Yapılacaklar:
1) Aşağıdaki metne göre şu soruları cevaplayın:
(a) Cevap veren kişi soruda geçen hangi internet sitesini ziyaret ettiğini söylüyor?
(b) Sitede liste halinde kaç isim verildiği belirtiliyor?
(c) Bu köşede geçen yıl süren "Ehl-i Sünnet" tartışması ne ile yarım kalmış?
2) Lütfen kayıtların başından "The conveyor belt 36 is at (143, 357)." ifadesini içeren satıra kadar, o satır da dahil olmak üzere, satırları numaralı bir listeye dönüştürün. Boş satırları ve resimleri cevaba almayın.

Metin Parçası:
━━━━
Zehirli | Konular | Kitaplar

Bazı isimler

Bir okuyucumun oldukça uzun sorusunu özüne dokunmadan aşağıya alıyorum:

Soru: “İhlas yayın grubu Seyyid Kutup, Efgani, Abduh, Elbani vs. gibilerini mezhebsizlikle itham ediyorlar. Delillerini de kaynaklarından vererek gösteriyorlar, biz de kabul ediyoruz.(...) Bakalım sıra kimde. Vallahi korkuyorum sizin aleyhinizde de Ehl-i Sünnet olmadığınıza dair bir iddia çıkacak diye. (...) grubunun sitesini tetkik ederken bir de ne göreyim, Muhammed Ebu Zehra, Ebul Hasan Ali en-Nedvi, Seyyid Sabık, Mustafa İslamoğlu v.s. gibileri mezhebsiz ilan edilmiş. (...) Biz kimi okuyacağız, kimden ilim ahzedeceğiz?

Seyyid Kutup’la beraber zikrettiklerimi ilmimin kıtlığından zaten cesaret edip okumam. (...) Ebu Zehra ve onu müteakip saydıklarımı okuyordum. Lakin şüpheye düştüm. Bunlar da mı sakıncalıdır? İhlas internet sitesi “Ömer Nasuhi okunur lakin onda bile hata vardır. Çünkü öşür farzdır. Öşre fetva vermediği için birçok müslümanın bu farzı terkine sebebiyet vermiştir” diyorlar. İkinci grupta saydığım zevatın kütüb-i diniyyeleri okunur mu? Bu site varsa yoksa biz Saadet-i Ebediyye namındaki ilmihali okuruz diyorlar. Said Nursi’nin risalelerini bile yanlışlıkla itham ediyorlar. Başka cemaat de bilakis Saadet-i Ebediyye’nin muteber bir kitap olmadığını, fetvaları muvafık olmadığını söylüyor...”

Cevap: Soruda zikredilen internet sitesini (dinibilgiler.org) ziyaret ettim ve liste halinde verilen 31 isim ile en sonda yer alan karışık listeyi inceledim. (Soruda M. İslamoğlu’nun da “mezhepsizler” arasında sayıldığı söylendiği halde mezkûr iki listede onun ismi yok.)

İcmali olarak şunu söyleyebilirim: Zikredilen isimler hakkında dile getirilen tenkitlerin bir kısmı doğru ve yerinde iken, bir kısmı da yanlış anlamadan ve daha başka sebeplerden kaynaklanan hatalı tesbitler içeriyor. Ancak tenkitlerin genel havası, ilmî titizlikten uzak bir tavırla kaleme alındıkları intibaını veriyor. Üslup bana hiç yabancı gelmedi. Bu köşede geçen yıl bir süre devam eden ve Irak’ın işgali ile yarım kalan “Ehl-i Sünnet” tartışmasını izleyenler de siteyi ziyaret ederlerse aynı kanaate varacaklardır.
━━━━
Verilen Malzeme:
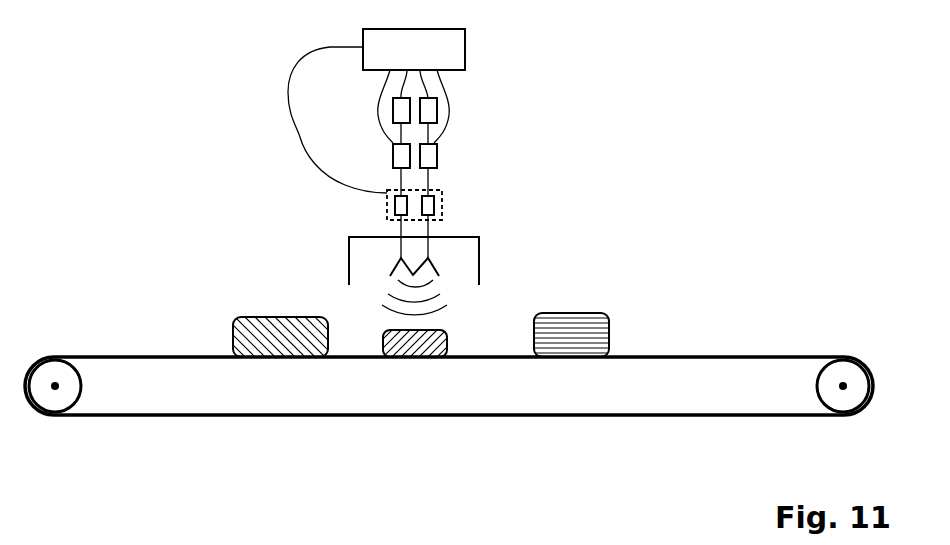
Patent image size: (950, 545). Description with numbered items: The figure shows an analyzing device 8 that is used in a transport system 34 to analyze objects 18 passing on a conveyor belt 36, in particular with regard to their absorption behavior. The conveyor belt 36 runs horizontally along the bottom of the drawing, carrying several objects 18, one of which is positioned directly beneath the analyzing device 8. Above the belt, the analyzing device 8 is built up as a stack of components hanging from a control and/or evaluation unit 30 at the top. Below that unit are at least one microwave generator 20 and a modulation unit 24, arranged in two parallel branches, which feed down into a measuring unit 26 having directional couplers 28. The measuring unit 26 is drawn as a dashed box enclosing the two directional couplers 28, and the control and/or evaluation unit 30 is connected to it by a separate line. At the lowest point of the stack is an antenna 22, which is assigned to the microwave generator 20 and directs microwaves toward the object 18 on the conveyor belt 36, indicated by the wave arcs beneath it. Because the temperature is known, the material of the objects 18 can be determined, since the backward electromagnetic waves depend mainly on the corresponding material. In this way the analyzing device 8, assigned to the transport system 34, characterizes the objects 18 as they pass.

The analyzing device 8 is at (566, 94).
The objects 18 is at (268, 320).
The microwave generator 20 is at (393, 112).
The antenna 22 is at (400, 262).
The modulation unit 24 is at (393, 160).
The measuring unit 26 is at (442, 200).
The directional couplers 28 is at (395, 206).
The control and/or evaluation unit 30 is at (465, 50).
The transport system 34 is at (230, 162).
The conveyor belt 36 is at (143, 357).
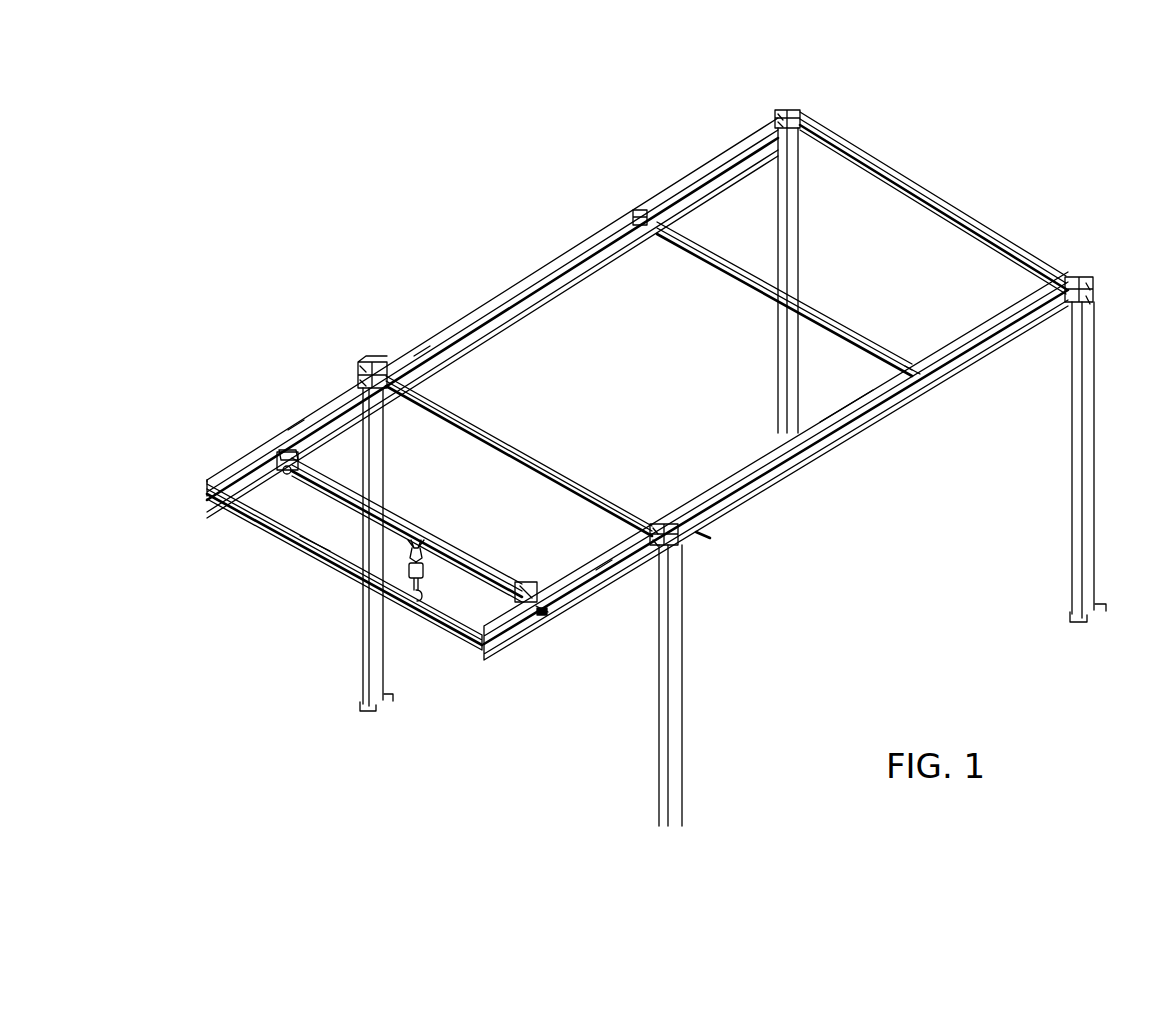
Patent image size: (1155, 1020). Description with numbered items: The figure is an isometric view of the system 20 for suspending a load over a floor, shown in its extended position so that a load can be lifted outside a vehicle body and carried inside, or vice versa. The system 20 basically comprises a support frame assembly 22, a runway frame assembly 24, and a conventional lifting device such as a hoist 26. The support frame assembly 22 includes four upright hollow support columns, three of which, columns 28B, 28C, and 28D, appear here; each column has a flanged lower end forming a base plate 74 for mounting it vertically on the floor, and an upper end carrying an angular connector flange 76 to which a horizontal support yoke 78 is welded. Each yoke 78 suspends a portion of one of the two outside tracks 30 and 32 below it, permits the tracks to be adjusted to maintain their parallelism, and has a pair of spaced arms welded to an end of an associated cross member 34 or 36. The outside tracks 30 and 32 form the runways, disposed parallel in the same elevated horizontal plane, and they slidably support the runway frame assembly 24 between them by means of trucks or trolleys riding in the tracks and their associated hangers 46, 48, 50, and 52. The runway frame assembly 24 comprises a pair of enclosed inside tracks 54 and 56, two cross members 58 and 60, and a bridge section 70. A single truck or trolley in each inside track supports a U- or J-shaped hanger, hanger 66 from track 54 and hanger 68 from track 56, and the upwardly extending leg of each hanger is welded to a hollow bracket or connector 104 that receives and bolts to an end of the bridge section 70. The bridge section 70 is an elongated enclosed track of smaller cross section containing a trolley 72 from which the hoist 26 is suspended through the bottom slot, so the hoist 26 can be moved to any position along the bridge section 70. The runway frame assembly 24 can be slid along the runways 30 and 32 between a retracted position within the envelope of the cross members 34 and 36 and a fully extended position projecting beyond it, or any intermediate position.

The system 20 is at (443, 177).
The support frame assembly 22 is at (757, 496).
The runway frame assembly 24 is at (222, 470).
The hoist 26 is at (432, 623).
The upright support column 28B is at (1072, 522).
The upright support column 28C is at (778, 372).
The upright support column 28D is at (362, 668).
The outside track 30 is at (820, 458).
The outside track 32 is at (507, 278).
The cross member 34 is at (573, 473).
The cross member 36 is at (936, 196).
The hanger 46 is at (700, 530).
The hanger 48 is at (917, 400).
The hanger 50 is at (422, 352).
The hanger 52 is at (632, 205).
The inside track 54 is at (604, 576).
The inside track 56 is at (296, 432).
The cross member 58 is at (312, 556).
The cross member 60 is at (760, 292).
The hanger 66 is at (541, 616).
The hanger 68 is at (284, 472).
The bridge section 70 is at (463, 547).
The trolley 72 is at (424, 538).
The base plate 74 is at (609, 825).
The angular connector flange 76 is at (360, 360).
The horizontal support yoke 78 is at (379, 356).
The bracket or connector 104 is at (301, 447).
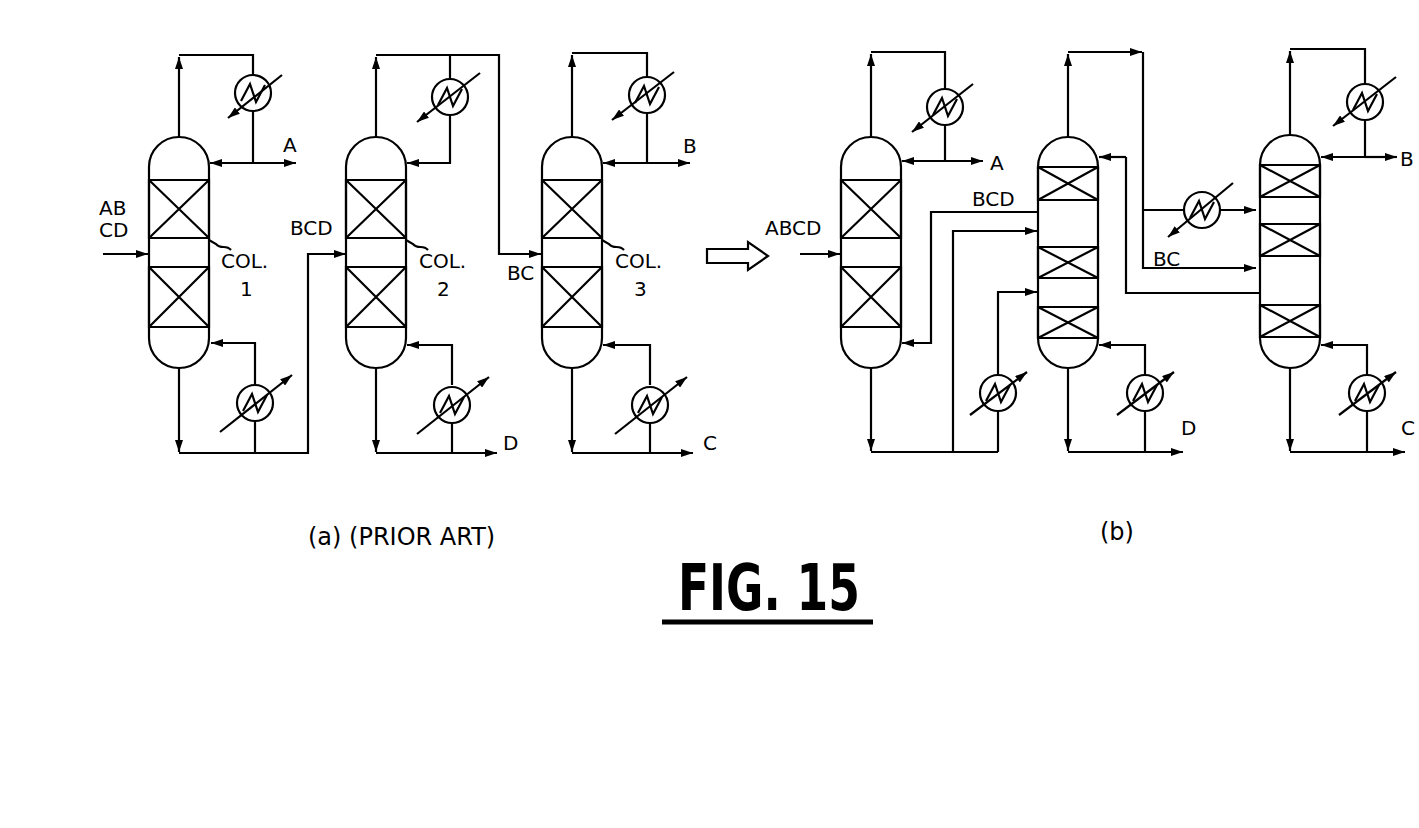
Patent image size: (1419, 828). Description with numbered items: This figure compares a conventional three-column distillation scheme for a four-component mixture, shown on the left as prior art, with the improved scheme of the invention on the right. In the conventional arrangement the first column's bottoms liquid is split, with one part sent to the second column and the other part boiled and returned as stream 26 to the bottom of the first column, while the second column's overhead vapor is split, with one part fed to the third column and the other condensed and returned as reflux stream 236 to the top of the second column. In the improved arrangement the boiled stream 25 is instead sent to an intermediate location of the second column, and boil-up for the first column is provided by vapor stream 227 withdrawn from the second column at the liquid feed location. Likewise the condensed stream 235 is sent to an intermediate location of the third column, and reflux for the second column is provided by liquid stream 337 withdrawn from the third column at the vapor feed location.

The boiled stream 25 is at (998, 315).
The boil-up stream 26 is at (244, 341).
The vapor stream 227 is at (926, 221).
The condensed stream 235 is at (1241, 206).
The reflux stream 236 is at (450, 144).
The liquid stream 337 is at (1182, 294).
━━━━
Alıştırma Cevapları:
1)
(a) dinibilgiler.org
(b) 31
(c) Irak'ın işgali ile

2)
1. Patent image size: (950, 545). Description with numbered items: The figure shows an analyzing device 8 that is used in a transport system 34 to analyze objects 18 passing on a conveyor belt 36, in particular with regard to their absorption behavior. The conveyor belt 36 runs horizontally along the bottom of the drawing, carrying several objects 18, one of which is positioned directly beneath the analyzing device 8. Above the belt, the analyzing device 8 is built up as a stack of components hanging from a control and/or evaluation unit 30 at the top. Below that unit are at least one microwave generator 20 and a modulation unit 24, arranged in two parallel branches, which feed down into a measuring unit 26 having directional couplers 28. The measuring unit 26 is drawn as a dashed box enclosing the two directional couplers 28, and the control and/or evaluation unit 30 is connected to it by a separate line. At the lowest point of the stack is an antenna 22, which is assigned to the microwave generator 20 and directs microwaves toward the object 18 on the conveyor belt 36, indicated by the wave arcs beneath it. Because the temperature is known, the material of the objects 18 can be determined, since the backward electromagnetic waves depend mainly on the corresponding material. In this way the analyzing device 8, assigned to the transport system 34, characterizes the objects 18 as they pass.
2. The analyzing device 8 is at (566, 94).
3. The objects 18 is at (268, 320).
4. The microwave generator 20 is at (393, 112).
5. The antenna 22 is at (400, 262).
6. The modulation unit 24 is at (393, 160).
7. The measuring unit 26 is at (442, 200).
8. The directional couplers 28 is at (395, 206).
9. The control and/or evaluation unit 30 is at (465, 50).
10. The transport system 34 is at (230, 162).
11. The conveyor belt 36 is at (143, 357).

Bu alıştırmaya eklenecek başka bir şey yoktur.